◆ **WHAT IS EXPECTED**
Report how many lines contain "чисел". The answer is a single number.

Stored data
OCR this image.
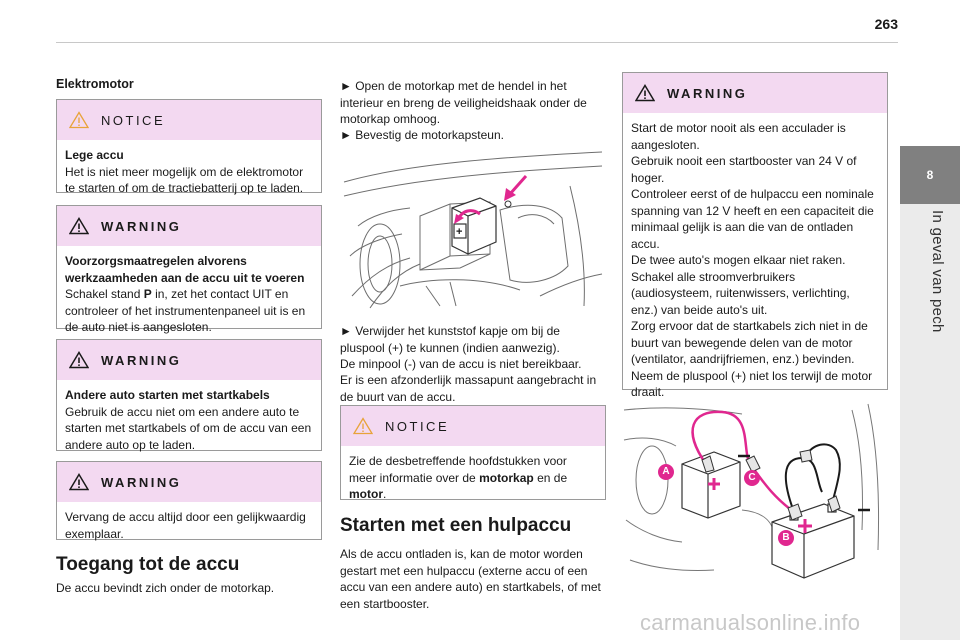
263
8
In geval van pech
Elektromotor
NOTICE
Lege accu
Het is niet meer mogelijk om de elektromotor te starten of om de tractiebatterij op te laden.
WARNING
Voorzorgsmaatregelen alvorens werkzaamheden aan de accu uit te voeren
Schakel stand P in, zet het contact UIT en controleer of het instrumentenpaneel uit is en de auto niet is aangesloten.
WARNING
Andere auto starten met startkabels
Gebruik de accu niet om een andere auto te starten met startkabels of om de accu van een andere auto op te laden.
WARNING
Vervang de accu altijd door een gelijkwaardig exemplaar.
Toegang tot de accu
De accu bevindt zich onder de motorkap.
► Open de motorkap met de hendel in het interieur en breng de veiligheidshaak onder de motorkap omhoog.
► Bevestig de motorkapsteun.
+
► Verwijder het kunststof kapje om bij de pluspool (+) te kunnen (indien aanwezig).
De minpool (-) van de accu is niet bereikbaar.
Er is een afzonderlijk massapunt aangebracht in de buurt van de accu.
NOTICE
Zie de desbetreffende hoofdstukken voor meer informatie over de motorkap en de motor.
Starten met een hulpaccu
Als de accu ontladen is, kan de motor worden gestart met een hulpaccu (externe accu of een accu van een andere auto) en startkabels, of met een startbooster.
WARNING
Start de motor nooit als een acculader is aangesloten.
Gebruik nooit een startbooster van 24 V of hoger.
Controleer eerst of de hulpaccu een nominale spanning van 12 V heeft en een capaciteit die minimaal gelijk is aan die van de ontladen accu.
De twee auto's mogen elkaar niet raken.
Schakel alle stroomverbruikers (audiosysteem, ruitenwissers, verlichting, enz.) van beide auto's uit.
Zorg ervoor dat de startkabels zich niet in de buurt van bewegende delen van de motor (ventilator, aandrijfriemen, enz.) bevinden.
Neem de pluspool (+) niet los terwijl de motor draait.
A
C
B
carmanualsonline.info
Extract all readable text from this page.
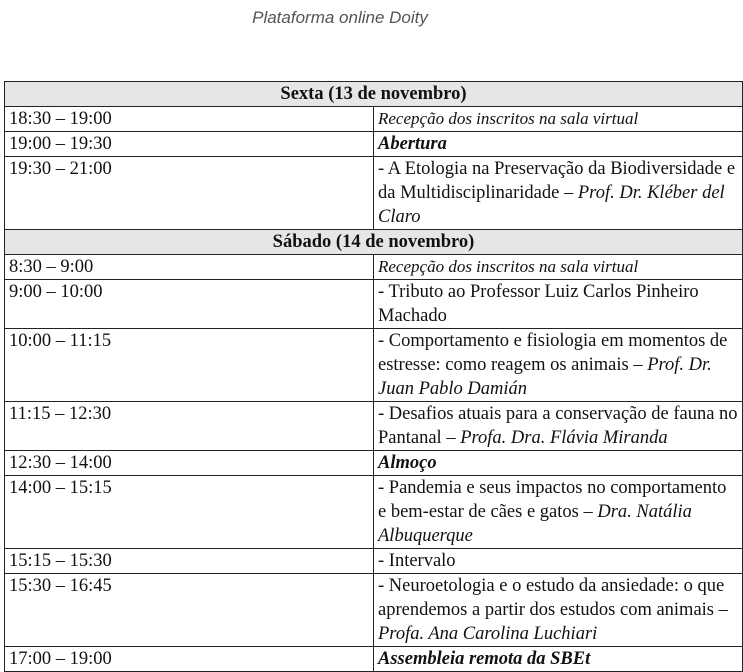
Plataforma online Doity
Sexta (13 de novembro)	
18:30 – 19:00	Recepção dos inscritos na sala virtual
19:00 – 19:30	Abertura
19:30 – 21:00	- A Etologia na Preservação da Biodiversidade e da Multidisciplinaridade – Prof. Dr. Kléber del Claro
Sábado (14 de novembro)	
8:30 – 9:00	Recepção dos inscritos na sala virtual
9:00 – 10:00	- Tributo ao Professor Luiz Carlos Pinheiro Machado
10:00 – 11:15	- Comportamento e fisiologia em momentos de estresse: como reagem os animais – Prof. Dr. Juan Pablo Damián
11:15 – 12:30	- Desafios atuais para a conservação de fauna no Pantanal – Profa. Dra. Flávia Miranda
12:30 – 14:00	Almoço
14:00 – 15:15	- Pandemia e seus impactos no comportamento e bem-estar de cães e gatos – Dra. Natália Albuquerque
15:15 – 15:30	- Intervalo
15:30 – 16:45	- Neuroetologia e o estudo da ansiedade: o que aprendemos a partir dos estudos com animais – Profa. Ana Carolina Luchiari
17:00 – 19:00	Assembleia remota da SBEt
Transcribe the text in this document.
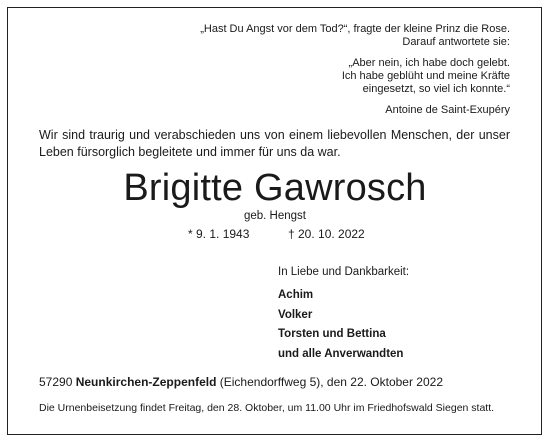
„Hast Du Angst vor dem Tod?“, fragte der kleine Prinz die Rose.
Darauf antwortete sie:
„Aber nein, ich habe doch gelebt.
Ich habe geblüht und meine Kräfte
eingesetzt, so viel ich konnte.“
Antoine de Saint-Exupéry
Wir sind traurig und verabschieden uns von einem liebevollen Menschen, der unser Leben fürsorglich begleitete und immer für uns da war.
Brigitte Gawrosch
geb. Hengst
* 9. 1. 1943	† 20. 10. 2022
In Liebe und Dankbarkeit:
Achim
Volker
Torsten und Bettina
und alle Anverwandten
57290 Neunkirchen-Zeppenfeld (Eichendorffweg 5), den 22. Oktober 2022
Die Urnenbeisetzung findet Freitag, den 28. Oktober, um 11.00 Uhr im Friedhofswald Siegen statt.
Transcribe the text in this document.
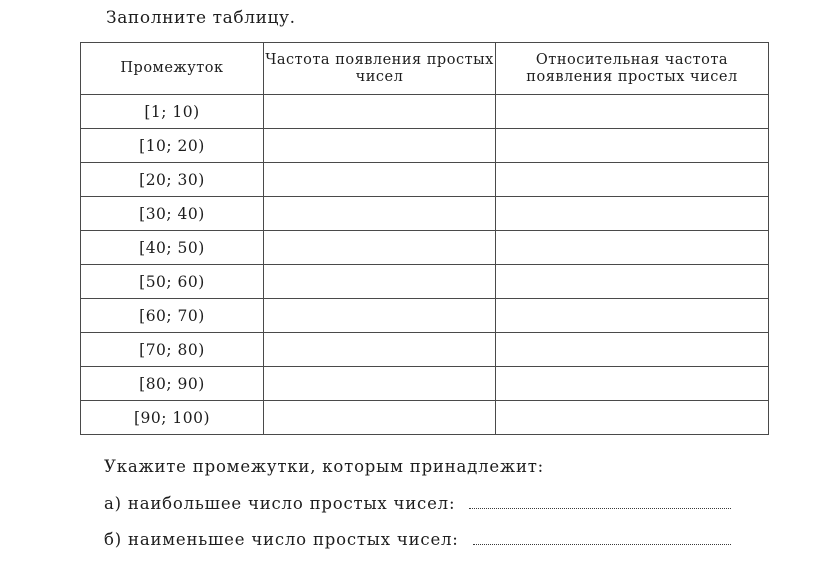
Заполните таблицу.
Промежуток	Частота появления простых чисел	Относительная частота появления простых чисел
[1; 10)		
[10; 20)		
[20; 30)		
[30; 40)		
[40; 50)		
[50; 60)		
[60; 70)		
[70; 80)		
[80; 90)		
[90; 100)		
Укажите промежутки, которым принадлежит:
а) наибольшее число простых чисел:
б) наименьшее число простых чисел:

◆ **TASK RESULT**
3